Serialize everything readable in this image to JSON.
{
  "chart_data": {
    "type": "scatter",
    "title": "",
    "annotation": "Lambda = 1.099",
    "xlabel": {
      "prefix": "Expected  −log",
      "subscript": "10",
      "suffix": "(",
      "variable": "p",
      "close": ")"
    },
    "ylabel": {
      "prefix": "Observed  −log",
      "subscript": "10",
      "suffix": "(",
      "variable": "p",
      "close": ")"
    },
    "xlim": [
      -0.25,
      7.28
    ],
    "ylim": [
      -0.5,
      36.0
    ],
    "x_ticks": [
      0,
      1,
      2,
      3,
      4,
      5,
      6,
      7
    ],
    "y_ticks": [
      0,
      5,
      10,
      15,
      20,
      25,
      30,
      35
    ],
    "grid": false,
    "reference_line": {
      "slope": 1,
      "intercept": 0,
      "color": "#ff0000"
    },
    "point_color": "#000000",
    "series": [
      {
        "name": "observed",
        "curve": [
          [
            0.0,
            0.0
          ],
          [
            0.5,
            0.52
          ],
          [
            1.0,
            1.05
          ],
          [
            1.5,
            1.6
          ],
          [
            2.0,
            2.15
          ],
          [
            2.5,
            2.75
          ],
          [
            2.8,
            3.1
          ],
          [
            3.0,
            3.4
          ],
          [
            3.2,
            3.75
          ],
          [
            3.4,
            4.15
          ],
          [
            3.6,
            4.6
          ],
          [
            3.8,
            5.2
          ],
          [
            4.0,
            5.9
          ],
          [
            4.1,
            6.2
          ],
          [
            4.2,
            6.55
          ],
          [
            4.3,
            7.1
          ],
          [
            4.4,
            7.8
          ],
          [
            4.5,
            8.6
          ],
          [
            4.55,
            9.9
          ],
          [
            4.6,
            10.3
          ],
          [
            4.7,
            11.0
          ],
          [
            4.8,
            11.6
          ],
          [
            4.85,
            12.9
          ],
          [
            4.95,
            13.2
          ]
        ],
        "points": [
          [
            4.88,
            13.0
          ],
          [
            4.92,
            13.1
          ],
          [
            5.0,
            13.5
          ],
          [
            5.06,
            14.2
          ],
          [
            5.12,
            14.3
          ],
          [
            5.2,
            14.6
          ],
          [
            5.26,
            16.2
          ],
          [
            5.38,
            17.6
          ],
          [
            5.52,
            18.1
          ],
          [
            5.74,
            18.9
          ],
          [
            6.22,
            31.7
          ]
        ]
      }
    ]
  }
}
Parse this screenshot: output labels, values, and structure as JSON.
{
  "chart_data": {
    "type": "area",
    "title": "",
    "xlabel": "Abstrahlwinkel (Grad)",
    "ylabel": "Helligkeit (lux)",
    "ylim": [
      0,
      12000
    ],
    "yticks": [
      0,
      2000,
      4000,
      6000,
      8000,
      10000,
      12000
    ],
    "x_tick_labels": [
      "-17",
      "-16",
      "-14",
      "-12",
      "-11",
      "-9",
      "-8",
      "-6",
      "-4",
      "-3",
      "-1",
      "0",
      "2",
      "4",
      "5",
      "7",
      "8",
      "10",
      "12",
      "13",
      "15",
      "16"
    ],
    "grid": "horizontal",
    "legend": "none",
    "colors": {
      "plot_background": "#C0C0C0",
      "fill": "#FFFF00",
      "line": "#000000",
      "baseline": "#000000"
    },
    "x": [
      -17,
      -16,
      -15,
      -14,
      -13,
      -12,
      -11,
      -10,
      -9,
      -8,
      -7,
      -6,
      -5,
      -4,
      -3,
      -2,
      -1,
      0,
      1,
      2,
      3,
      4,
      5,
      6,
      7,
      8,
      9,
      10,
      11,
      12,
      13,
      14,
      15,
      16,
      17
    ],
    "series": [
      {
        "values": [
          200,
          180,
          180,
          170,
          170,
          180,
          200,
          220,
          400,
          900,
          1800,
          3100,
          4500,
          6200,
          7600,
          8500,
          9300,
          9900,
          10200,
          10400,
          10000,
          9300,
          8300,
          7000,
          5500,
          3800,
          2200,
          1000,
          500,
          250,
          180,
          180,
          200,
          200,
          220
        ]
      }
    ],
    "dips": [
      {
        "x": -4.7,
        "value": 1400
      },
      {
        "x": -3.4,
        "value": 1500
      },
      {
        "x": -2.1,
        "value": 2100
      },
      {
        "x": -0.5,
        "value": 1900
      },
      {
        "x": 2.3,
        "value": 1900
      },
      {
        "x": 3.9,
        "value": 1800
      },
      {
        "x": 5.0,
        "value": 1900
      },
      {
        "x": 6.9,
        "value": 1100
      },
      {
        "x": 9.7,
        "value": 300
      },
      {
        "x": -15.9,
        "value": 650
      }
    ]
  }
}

**Aim**
Write out all of the records once more, exactly.

**Full response**
Serialize everything readable in this image to JSON.
{
  "chart_data": {
    "type": "scatter",
    "title": "",
    "annotation": "Lambda = 1.099",
    "xlabel": {
      "prefix": "Expected  −log",
      "subscript": "10",
      "suffix": "(",
      "variable": "p",
      "close": ")"
    },
    "ylabel": {
      "prefix": "Observed  −log",
      "subscript": "10",
      "suffix": "(",
      "variable": "p",
      "close": ")"
    },
    "xlim": [
      -0.25,
      7.28
    ],
    "ylim": [
      -0.5,
      36.0
    ],
    "x_ticks": [
      0,
      1,
      2,
      3,
      4,
      5,
      6,
      7
    ],
    "y_ticks": [
      0,
      5,
      10,
      15,
      20,
      25,
      30,
      35
    ],
    "grid": false,
    "reference_line": {
      "slope": 1,
      "intercept": 0,
      "color": "#ff0000"
    },
    "point_color": "#000000",
    "series": [
      {
        "name": "observed",
        "curve": [
          [
            0.0,
            0.0
          ],
          [
            0.5,
            0.52
          ],
          [
            1.0,
            1.05
          ],
          [
            1.5,
            1.6
          ],
          [
            2.0,
            2.15
          ],
          [
            2.5,
            2.75
          ],
          [
            2.8,
            3.1
          ],
          [
            3.0,
            3.4
          ],
          [
            3.2,
            3.75
          ],
          [
            3.4,
            4.15
          ],
          [
            3.6,
            4.6
          ],
          [
            3.8,
            5.2
          ],
          [
            4.0,
            5.9
          ],
          [
            4.1,
            6.2
          ],
          [
            4.2,
            6.55
          ],
          [
            4.3,
            7.1
          ],
          [
            4.4,
            7.8
          ],
          [
            4.5,
            8.6
          ],
          [
            4.55,
            9.9
          ],
          [
            4.6,
            10.3
          ],
          [
            4.7,
            11.0
          ],
          [
            4.8,
            11.6
          ],
          [
            4.85,
            12.9
          ],
          [
            4.95,
            13.2
          ]
        ],
        "points": [
          [
            4.88,
            13.0
          ],
          [
            4.92,
            13.1
          ],
          [
            5.0,
            13.5
          ],
          [
            5.06,
            14.2
          ],
          [
            5.12,
            14.3
          ],
          [
            5.2,
            14.6
          ],
          [
            5.26,
            16.2
          ],
          [
            5.38,
            17.6
          ],
          [
            5.52,
            18.1
          ],
          [
            5.74,
            18.9
          ],
          [
            6.22,
            31.7
          ]
        ]
      }
    ]
  }
}
Parse this screenshot: output labels, values, and structure as JSON.
{
  "chart_data": {
    "type": "area",
    "title": "",
    "xlabel": "Abstrahlwinkel (Grad)",
    "ylabel": "Helligkeit (lux)",
    "ylim": [
      0,
      12000
    ],
    "yticks": [
      0,
      2000,
      4000,
      6000,
      8000,
      10000,
      12000
    ],
    "x_tick_labels": [
      "-17",
      "-16",
      "-14",
      "-12",
      "-11",
      "-9",
      "-8",
      "-6",
      "-4",
      "-3",
      "-1",
      "0",
      "2",
      "4",
      "5",
      "7",
      "8",
      "10",
      "12",
      "13",
      "15",
      "16"
    ],
    "grid": "horizontal",
    "legend": "none",
    "colors": {
      "plot_background": "#C0C0C0",
      "fill": "#FFFF00",
      "line": "#000000",
      "baseline": "#000000"
    },
    "x": [
      -17,
      -16,
      -15,
      -14,
      -13,
      -12,
      -11,
      -10,
      -9,
      -8,
      -7,
      -6,
      -5,
      -4,
      -3,
      -2,
      -1,
      0,
      1,
      2,
      3,
      4,
      5,
      6,
      7,
      8,
      9,
      10,
      11,
      12,
      13,
      14,
      15,
      16,
      17
    ],
    "series": [
      {
        "values": [
          200,
          180,
          180,
          170,
          170,
          180,
          200,
          220,
          400,
          900,
          1800,
          3100,
          4500,
          6200,
          7600,
          8500,
          9300,
          9900,
          10200,
          10400,
          10000,
          9300,
          8300,
          7000,
          5500,
          3800,
          2200,
          1000,
          500,
          250,
          180,
          180,
          200,
          200,
          220
        ]
      }
    ],
    "dips": [
      {
        "x": -4.7,
        "value": 1400
      },
      {
        "x": -3.4,
        "value": 1500
      },
      {
        "x": -2.1,
        "value": 2100
      },
      {
        "x": -0.5,
        "value": 1900
      },
      {
        "x": 2.3,
        "value": 1900
      },
      {
        "x": 3.9,
        "value": 1800
      },
      {
        "x": 5.0,
        "value": 1900
      },
      {
        "x": 6.9,
        "value": 1100
      },
      {
        "x": 9.7,
        "value": 300
      },
      {
        "x": -15.9,
        "value": 650
      }
    ]
  }
}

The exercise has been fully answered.